### What to produce
Please return the full listing below without altering anything.

## start

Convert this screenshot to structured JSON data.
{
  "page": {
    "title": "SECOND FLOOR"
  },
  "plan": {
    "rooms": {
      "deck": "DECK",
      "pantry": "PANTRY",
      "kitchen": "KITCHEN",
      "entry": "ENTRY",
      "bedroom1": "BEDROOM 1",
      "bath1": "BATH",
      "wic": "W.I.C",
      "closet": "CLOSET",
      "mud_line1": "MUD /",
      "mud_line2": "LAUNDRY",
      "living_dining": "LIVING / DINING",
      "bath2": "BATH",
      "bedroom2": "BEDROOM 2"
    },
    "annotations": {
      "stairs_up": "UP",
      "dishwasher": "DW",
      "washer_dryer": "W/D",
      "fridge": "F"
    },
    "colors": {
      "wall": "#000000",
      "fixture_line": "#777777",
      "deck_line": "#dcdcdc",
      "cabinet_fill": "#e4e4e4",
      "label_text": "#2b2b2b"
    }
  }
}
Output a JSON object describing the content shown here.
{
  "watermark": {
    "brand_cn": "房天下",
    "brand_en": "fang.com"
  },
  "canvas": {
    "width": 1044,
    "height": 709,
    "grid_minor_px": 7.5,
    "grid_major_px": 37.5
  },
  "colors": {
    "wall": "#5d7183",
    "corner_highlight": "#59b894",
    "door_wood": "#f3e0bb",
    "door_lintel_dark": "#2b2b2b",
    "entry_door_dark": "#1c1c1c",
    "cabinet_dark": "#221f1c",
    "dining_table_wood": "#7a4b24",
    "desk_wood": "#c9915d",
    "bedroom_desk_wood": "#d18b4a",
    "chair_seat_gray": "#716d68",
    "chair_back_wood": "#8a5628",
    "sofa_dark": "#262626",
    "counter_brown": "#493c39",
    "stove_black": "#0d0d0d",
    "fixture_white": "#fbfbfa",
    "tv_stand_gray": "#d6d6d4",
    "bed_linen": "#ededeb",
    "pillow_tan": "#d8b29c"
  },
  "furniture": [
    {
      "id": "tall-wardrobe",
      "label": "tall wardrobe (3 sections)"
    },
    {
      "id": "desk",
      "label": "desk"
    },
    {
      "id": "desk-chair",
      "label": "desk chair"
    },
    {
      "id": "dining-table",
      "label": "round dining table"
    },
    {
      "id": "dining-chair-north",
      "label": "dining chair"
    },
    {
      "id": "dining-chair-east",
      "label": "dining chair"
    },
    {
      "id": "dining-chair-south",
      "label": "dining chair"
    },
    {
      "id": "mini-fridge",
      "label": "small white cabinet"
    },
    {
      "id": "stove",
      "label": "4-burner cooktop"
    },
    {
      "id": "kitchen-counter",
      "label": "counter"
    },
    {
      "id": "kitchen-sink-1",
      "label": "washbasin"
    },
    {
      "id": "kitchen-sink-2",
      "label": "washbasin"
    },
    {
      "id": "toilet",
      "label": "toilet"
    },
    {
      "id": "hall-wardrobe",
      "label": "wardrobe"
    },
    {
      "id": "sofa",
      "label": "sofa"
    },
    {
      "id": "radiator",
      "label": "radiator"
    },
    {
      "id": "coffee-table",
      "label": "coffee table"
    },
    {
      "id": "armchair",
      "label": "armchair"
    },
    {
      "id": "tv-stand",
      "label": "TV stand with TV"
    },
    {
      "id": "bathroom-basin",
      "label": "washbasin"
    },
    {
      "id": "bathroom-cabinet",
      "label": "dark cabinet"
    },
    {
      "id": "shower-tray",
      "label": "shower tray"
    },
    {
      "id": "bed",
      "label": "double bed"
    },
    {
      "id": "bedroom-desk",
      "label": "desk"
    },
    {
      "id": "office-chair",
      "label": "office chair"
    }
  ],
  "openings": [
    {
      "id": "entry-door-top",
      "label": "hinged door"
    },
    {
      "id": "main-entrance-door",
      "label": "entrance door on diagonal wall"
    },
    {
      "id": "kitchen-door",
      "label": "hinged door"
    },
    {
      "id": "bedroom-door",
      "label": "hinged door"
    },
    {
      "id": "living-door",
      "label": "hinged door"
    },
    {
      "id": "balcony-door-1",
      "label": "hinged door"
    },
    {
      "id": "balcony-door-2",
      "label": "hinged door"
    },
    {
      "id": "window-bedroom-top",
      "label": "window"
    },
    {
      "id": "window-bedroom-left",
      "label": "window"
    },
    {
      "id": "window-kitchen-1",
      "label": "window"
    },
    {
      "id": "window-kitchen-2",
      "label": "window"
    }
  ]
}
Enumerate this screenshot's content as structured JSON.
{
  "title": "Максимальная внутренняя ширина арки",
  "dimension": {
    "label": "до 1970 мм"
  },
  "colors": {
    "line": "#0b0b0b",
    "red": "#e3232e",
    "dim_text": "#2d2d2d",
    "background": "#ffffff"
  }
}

## end

### Answer in full
Convert this screenshot to structured JSON data.
{
  "page": {
    "title": "SECOND FLOOR"
  },
  "plan": {
    "rooms": {
      "deck": "DECK",
      "pantry": "PANTRY",
      "kitchen": "KITCHEN",
      "entry": "ENTRY",
      "bedroom1": "BEDROOM 1",
      "bath1": "BATH",
      "wic": "W.I.C",
      "closet": "CLOSET",
      "mud_line1": "MUD /",
      "mud_line2": "LAUNDRY",
      "living_dining": "LIVING / DINING",
      "bath2": "BATH",
      "bedroom2": "BEDROOM 2"
    },
    "annotations": {
      "stairs_up": "UP",
      "dishwasher": "DW",
      "washer_dryer": "W/D",
      "fridge": "F"
    },
    "colors": {
      "wall": "#000000",
      "fixture_line": "#777777",
      "deck_line": "#dcdcdc",
      "cabinet_fill": "#e4e4e4",
      "label_text": "#2b2b2b"
    }
  }
}
Output a JSON object describing the content shown here.
{
  "watermark": {
    "brand_cn": "房天下",
    "brand_en": "fang.com"
  },
  "canvas": {
    "width": 1044,
    "height": 709,
    "grid_minor_px": 7.5,
    "grid_major_px": 37.5
  },
  "colors": {
    "wall": "#5d7183",
    "corner_highlight": "#59b894",
    "door_wood": "#f3e0bb",
    "door_lintel_dark": "#2b2b2b",
    "entry_door_dark": "#1c1c1c",
    "cabinet_dark": "#221f1c",
    "dining_table_wood": "#7a4b24",
    "desk_wood": "#c9915d",
    "bedroom_desk_wood": "#d18b4a",
    "chair_seat_gray": "#716d68",
    "chair_back_wood": "#8a5628",
    "sofa_dark": "#262626",
    "counter_brown": "#493c39",
    "stove_black": "#0d0d0d",
    "fixture_white": "#fbfbfa",
    "tv_stand_gray": "#d6d6d4",
    "bed_linen": "#ededeb",
    "pillow_tan": "#d8b29c"
  },
  "furniture": [
    {
      "id": "tall-wardrobe",
      "label": "tall wardrobe (3 sections)"
    },
    {
      "id": "desk",
      "label": "desk"
    },
    {
      "id": "desk-chair",
      "label": "desk chair"
    },
    {
      "id": "dining-table",
      "label": "round dining table"
    },
    {
      "id": "dining-chair-north",
      "label": "dining chair"
    },
    {
      "id": "dining-chair-east",
      "label": "dining chair"
    },
    {
      "id": "dining-chair-south",
      "label": "dining chair"
    },
    {
      "id": "mini-fridge",
      "label": "small white cabinet"
    },
    {
      "id": "stove",
      "label": "4-burner cooktop"
    },
    {
      "id": "kitchen-counter",
      "label": "counter"
    },
    {
      "id": "kitchen-sink-1",
      "label": "washbasin"
    },
    {
      "id": "kitchen-sink-2",
      "label": "washbasin"
    },
    {
      "id": "toilet",
      "label": "toilet"
    },
    {
      "id": "hall-wardrobe",
      "label": "wardrobe"
    },
    {
      "id": "sofa",
      "label": "sofa"
    },
    {
      "id": "radiator",
      "label": "radiator"
    },
    {
      "id": "coffee-table",
      "label": "coffee table"
    },
    {
      "id": "armchair",
      "label": "armchair"
    },
    {
      "id": "tv-stand",
      "label": "TV stand with TV"
    },
    {
      "id": "bathroom-basin",
      "label": "washbasin"
    },
    {
      "id": "bathroom-cabinet",
      "label": "dark cabinet"
    },
    {
      "id": "shower-tray",
      "label": "shower tray"
    },
    {
      "id": "bed",
      "label": "double bed"
    },
    {
      "id": "bedroom-desk",
      "label": "desk"
    },
    {
      "id": "office-chair",
      "label": "office chair"
    }
  ],
  "openings": [
    {
      "id": "entry-door-top",
      "label": "hinged door"
    },
    {
      "id": "main-entrance-door",
      "label": "entrance door on diagonal wall"
    },
    {
      "id": "kitchen-door",
      "label": "hinged door"
    },
    {
      "id": "bedroom-door",
      "label": "hinged door"
    },
    {
      "id": "living-door",
      "label": "hinged door"
    },
    {
      "id": "balcony-door-1",
      "label": "hinged door"
    },
    {
      "id": "balcony-door-2",
      "label": "hinged door"
    },
    {
      "id": "window-bedroom-top",
      "label": "window"
    },
    {
      "id": "window-bedroom-left",
      "label": "window"
    },
    {
      "id": "window-kitchen-1",
      "label": "window"
    },
    {
      "id": "window-kitchen-2",
      "label": "window"
    }
  ]
}
Enumerate this screenshot's content as structured JSON.
{
  "title": "Максимальная внутренняя ширина арки",
  "dimension": {
    "label": "до 1970 мм"
  },
  "colors": {
    "line": "#0b0b0b",
    "red": "#e3232e",
    "dim_text": "#2d2d2d",
    "background": "#ffffff"
  }
}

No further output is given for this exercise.